### [DATA SHOWN]
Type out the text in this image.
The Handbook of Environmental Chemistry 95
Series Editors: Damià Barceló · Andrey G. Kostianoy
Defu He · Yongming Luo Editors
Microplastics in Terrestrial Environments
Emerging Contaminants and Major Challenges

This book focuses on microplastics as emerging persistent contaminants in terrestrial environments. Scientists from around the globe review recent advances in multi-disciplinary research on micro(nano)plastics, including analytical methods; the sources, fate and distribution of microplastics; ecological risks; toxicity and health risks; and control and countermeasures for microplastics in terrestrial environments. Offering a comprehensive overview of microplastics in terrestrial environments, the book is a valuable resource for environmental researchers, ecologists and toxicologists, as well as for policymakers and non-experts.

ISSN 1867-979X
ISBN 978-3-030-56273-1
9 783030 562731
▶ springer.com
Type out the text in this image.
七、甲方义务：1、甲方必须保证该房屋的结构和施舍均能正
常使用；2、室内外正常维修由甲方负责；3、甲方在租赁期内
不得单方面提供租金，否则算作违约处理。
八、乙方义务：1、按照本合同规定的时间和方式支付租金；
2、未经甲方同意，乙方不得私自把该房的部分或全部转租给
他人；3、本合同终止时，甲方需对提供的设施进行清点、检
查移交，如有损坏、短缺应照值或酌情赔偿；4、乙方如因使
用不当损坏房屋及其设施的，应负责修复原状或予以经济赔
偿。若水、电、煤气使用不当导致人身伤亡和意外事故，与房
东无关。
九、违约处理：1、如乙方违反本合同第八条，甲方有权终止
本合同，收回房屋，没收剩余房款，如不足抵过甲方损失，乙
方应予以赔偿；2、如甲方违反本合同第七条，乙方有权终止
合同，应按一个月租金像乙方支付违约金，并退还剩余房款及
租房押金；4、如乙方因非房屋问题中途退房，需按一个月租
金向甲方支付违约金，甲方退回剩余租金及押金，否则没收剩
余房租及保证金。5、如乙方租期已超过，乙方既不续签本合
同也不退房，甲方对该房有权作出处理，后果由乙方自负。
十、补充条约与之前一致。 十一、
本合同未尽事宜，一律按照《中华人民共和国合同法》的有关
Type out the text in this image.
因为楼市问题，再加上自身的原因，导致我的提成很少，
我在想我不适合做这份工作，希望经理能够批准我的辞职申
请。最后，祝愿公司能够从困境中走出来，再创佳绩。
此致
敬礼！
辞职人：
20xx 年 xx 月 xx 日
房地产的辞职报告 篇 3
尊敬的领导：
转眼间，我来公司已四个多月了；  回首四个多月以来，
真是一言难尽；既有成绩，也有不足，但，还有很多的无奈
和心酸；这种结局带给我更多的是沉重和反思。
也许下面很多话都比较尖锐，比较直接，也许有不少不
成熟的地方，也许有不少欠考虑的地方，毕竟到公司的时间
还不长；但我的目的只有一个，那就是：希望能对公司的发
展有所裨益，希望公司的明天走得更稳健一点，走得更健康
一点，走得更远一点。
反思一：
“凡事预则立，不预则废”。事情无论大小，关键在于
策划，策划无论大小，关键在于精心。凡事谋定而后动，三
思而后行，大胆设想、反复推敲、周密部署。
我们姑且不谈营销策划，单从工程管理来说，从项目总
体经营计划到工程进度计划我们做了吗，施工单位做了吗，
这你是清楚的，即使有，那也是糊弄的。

### [REQUIRED WORK]
Type out the whole listing above again, exactly as it stands.

### [OUTPUT OF THE EXERCISE]
Type out the text in this image.
The Handbook of Environmental Chemistry 95
Series Editors: Damià Barceló · Andrey G. Kostianoy
Defu He · Yongming Luo Editors
Microplastics in Terrestrial Environments
Emerging Contaminants and Major Challenges

This book focuses on microplastics as emerging persistent contaminants in terrestrial environments. Scientists from around the globe review recent advances in multi-disciplinary research on micro(nano)plastics, including analytical methods; the sources, fate and distribution of microplastics; ecological risks; toxicity and health risks; and control and countermeasures for microplastics in terrestrial environments. Offering a comprehensive overview of microplastics in terrestrial environments, the book is a valuable resource for environmental researchers, ecologists and toxicologists, as well as for policymakers and non-experts.

ISSN 1867-979X
ISBN 978-3-030-56273-1
9 783030 562731
▶ springer.com
Type out the text in this image.
七、甲方义务：1、甲方必须保证该房屋的结构和施舍均能正
常使用；2、室内外正常维修由甲方负责；3、甲方在租赁期内
不得单方面提供租金，否则算作违约处理。
八、乙方义务：1、按照本合同规定的时间和方式支付租金；
2、未经甲方同意，乙方不得私自把该房的部分或全部转租给
他人；3、本合同终止时，甲方需对提供的设施进行清点、检
查移交，如有损坏、短缺应照值或酌情赔偿；4、乙方如因使
用不当损坏房屋及其设施的，应负责修复原状或予以经济赔
偿。若水、电、煤气使用不当导致人身伤亡和意外事故，与房
东无关。
九、违约处理：1、如乙方违反本合同第八条，甲方有权终止
本合同，收回房屋，没收剩余房款，如不足抵过甲方损失，乙
方应予以赔偿；2、如甲方违反本合同第七条，乙方有权终止
合同，应按一个月租金像乙方支付违约金，并退还剩余房款及
租房押金；4、如乙方因非房屋问题中途退房，需按一个月租
金向甲方支付违约金，甲方退回剩余租金及押金，否则没收剩
余房租及保证金。5、如乙方租期已超过，乙方既不续签本合
同也不退房，甲方对该房有权作出处理，后果由乙方自负。
十、补充条约与之前一致。 十一、
本合同未尽事宜，一律按照《中华人民共和国合同法》的有关
Type out the text in this image.
因为楼市问题，再加上自身的原因，导致我的提成很少，
我在想我不适合做这份工作，希望经理能够批准我的辞职申
请。最后，祝愿公司能够从困境中走出来，再创佳绩。
此致
敬礼！
辞职人：
20xx 年 xx 月 xx 日
房地产的辞职报告 篇 3
尊敬的领导：
转眼间，我来公司已四个多月了；  回首四个多月以来，
真是一言难尽；既有成绩，也有不足，但，还有很多的无奈
和心酸；这种结局带给我更多的是沉重和反思。
也许下面很多话都比较尖锐，比较直接，也许有不少不
成熟的地方，也许有不少欠考虑的地方，毕竟到公司的时间
还不长；但我的目的只有一个，那就是：希望能对公司的发
展有所裨益，希望公司的明天走得更稳健一点，走得更健康
一点，走得更远一点。
反思一：
“凡事预则立，不预则废”。事情无论大小，关键在于
策划，策划无论大小，关键在于精心。凡事谋定而后动，三
思而后行，大胆设想、反复推敲、周密部署。
我们姑且不谈营销策划，单从工程管理来说，从项目总
体经营计划到工程进度计划我们做了吗，施工单位做了吗，
这你是清楚的，即使有，那也是糊弄的。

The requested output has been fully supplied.